## THE PROBLEM:
Find the lines holding "заполняется" and copy them.

## MATERIAL SUPPLIED:
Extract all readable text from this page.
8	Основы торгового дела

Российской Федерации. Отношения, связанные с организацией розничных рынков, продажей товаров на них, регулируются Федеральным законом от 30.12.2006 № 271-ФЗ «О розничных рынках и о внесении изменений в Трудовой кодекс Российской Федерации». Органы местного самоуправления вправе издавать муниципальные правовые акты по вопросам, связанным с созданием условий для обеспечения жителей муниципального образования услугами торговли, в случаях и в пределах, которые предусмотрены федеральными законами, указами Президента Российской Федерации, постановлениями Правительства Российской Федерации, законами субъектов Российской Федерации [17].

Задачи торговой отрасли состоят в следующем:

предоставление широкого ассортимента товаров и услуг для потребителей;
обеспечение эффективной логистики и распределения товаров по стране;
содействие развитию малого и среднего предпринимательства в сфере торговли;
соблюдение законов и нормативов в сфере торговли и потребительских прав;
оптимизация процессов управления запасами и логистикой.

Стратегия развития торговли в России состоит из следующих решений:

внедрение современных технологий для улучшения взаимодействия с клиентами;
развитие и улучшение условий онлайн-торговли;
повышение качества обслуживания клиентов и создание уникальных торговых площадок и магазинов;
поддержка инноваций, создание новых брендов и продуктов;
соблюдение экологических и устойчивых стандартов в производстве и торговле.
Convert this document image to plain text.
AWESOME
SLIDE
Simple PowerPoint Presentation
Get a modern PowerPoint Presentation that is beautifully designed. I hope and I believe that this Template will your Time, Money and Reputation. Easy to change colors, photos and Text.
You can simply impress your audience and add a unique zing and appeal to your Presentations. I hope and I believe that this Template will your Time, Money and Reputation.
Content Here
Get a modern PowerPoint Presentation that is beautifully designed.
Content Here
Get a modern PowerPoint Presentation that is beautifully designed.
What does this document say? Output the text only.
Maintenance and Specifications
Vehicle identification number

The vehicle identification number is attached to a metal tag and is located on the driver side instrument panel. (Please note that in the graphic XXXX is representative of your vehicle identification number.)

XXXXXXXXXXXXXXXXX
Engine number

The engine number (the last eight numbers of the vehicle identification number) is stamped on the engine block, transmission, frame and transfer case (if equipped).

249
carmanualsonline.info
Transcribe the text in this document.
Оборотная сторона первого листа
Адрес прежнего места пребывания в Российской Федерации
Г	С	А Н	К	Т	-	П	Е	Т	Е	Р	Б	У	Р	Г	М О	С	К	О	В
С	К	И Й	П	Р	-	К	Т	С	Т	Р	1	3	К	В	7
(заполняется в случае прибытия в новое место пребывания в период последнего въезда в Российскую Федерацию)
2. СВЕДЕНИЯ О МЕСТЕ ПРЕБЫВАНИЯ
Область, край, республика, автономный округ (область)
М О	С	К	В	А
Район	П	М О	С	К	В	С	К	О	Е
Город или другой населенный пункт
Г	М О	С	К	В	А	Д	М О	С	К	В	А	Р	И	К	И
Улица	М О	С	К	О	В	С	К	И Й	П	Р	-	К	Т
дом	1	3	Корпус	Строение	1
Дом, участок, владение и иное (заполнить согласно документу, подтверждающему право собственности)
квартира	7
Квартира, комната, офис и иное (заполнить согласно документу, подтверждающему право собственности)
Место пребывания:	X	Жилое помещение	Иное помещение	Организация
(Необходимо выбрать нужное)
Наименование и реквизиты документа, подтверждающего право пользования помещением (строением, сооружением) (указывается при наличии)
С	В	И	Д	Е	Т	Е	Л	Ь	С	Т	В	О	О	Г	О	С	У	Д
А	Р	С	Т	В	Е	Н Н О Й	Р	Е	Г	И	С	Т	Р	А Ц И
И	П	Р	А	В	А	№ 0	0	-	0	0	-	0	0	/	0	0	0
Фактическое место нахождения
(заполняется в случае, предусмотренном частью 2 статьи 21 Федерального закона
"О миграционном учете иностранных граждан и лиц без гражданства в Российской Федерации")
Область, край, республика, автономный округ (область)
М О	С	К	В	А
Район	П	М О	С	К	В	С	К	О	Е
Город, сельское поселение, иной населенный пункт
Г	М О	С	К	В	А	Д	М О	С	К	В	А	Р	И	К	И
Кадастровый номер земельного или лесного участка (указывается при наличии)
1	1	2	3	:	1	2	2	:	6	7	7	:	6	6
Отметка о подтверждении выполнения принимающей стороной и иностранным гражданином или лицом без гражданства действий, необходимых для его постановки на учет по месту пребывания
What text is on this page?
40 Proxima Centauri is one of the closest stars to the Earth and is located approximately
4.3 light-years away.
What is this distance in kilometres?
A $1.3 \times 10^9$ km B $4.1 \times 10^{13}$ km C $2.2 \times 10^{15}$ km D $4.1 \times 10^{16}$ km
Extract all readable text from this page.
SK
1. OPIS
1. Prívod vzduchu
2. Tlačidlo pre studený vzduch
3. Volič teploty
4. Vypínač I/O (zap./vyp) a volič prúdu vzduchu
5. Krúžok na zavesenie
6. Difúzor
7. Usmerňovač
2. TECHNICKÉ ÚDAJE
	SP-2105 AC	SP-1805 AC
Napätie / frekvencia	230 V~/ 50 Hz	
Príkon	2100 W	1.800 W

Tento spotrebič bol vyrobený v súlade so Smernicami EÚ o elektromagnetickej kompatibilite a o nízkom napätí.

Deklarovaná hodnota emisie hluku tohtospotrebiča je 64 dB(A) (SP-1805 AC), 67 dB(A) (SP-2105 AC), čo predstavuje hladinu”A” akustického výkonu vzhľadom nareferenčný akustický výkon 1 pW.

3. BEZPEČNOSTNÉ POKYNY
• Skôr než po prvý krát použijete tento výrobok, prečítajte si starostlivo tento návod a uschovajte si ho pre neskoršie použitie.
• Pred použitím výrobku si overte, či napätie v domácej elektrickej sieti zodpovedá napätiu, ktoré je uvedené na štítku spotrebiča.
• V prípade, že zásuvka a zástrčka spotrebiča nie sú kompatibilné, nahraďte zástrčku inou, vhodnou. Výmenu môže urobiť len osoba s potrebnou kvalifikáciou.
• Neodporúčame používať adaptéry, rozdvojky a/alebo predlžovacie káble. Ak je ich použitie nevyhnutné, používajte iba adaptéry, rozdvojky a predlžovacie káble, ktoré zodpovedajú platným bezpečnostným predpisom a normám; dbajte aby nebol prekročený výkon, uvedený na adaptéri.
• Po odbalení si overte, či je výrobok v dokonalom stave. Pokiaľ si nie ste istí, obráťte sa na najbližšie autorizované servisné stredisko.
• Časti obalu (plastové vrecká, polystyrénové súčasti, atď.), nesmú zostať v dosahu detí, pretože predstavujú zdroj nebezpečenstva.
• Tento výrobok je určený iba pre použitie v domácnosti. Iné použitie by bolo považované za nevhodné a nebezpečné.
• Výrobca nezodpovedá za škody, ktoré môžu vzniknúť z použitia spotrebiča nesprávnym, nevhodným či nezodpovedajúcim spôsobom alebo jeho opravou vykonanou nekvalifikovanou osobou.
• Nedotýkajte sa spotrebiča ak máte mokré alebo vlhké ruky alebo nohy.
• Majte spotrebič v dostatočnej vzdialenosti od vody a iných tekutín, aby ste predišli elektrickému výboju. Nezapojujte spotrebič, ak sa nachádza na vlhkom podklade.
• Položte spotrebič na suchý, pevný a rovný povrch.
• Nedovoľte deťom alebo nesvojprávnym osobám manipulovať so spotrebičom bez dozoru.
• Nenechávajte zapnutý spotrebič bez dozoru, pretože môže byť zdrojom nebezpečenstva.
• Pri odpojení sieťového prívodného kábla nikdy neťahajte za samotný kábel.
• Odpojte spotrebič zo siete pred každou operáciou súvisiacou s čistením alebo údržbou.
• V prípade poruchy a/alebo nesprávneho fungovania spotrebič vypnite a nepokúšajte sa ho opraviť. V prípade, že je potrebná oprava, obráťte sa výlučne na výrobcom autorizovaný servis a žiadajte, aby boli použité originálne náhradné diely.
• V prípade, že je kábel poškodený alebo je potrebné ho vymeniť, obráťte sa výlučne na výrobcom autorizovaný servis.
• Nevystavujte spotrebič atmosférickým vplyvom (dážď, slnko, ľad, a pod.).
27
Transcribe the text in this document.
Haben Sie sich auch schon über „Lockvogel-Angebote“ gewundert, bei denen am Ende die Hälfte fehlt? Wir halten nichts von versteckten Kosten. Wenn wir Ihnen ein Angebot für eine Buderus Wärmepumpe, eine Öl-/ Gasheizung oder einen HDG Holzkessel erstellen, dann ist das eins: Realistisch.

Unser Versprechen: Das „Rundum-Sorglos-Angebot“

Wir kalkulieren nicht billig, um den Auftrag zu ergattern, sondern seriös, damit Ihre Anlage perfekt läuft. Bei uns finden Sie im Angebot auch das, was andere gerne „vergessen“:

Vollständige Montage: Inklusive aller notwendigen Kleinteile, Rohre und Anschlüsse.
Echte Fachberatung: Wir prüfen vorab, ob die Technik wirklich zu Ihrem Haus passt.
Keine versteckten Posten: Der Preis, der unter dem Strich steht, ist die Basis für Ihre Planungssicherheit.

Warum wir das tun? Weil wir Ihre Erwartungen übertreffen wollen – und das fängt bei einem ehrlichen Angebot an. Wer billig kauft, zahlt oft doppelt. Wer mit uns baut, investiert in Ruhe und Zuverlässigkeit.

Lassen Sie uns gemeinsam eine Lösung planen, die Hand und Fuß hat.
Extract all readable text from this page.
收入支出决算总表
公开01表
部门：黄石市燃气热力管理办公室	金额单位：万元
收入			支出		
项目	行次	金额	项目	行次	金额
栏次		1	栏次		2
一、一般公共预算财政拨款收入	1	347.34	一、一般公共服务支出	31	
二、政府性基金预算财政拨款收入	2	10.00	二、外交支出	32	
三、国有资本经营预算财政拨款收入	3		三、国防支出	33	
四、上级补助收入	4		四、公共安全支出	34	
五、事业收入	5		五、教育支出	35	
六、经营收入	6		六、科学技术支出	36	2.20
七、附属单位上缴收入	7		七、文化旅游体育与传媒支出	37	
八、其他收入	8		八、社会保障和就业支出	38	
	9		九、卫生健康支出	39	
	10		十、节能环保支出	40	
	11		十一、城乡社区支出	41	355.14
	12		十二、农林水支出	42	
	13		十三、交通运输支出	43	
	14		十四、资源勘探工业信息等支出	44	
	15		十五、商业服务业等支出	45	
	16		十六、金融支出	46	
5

## TASK RESPONSE:
(заполняется в случае прибытия в новое место пребывания в период последнего въезда в Российскую Федерацию)
(заполняется в случае, предусмотренном частью 2 статьи 21 Федерального закона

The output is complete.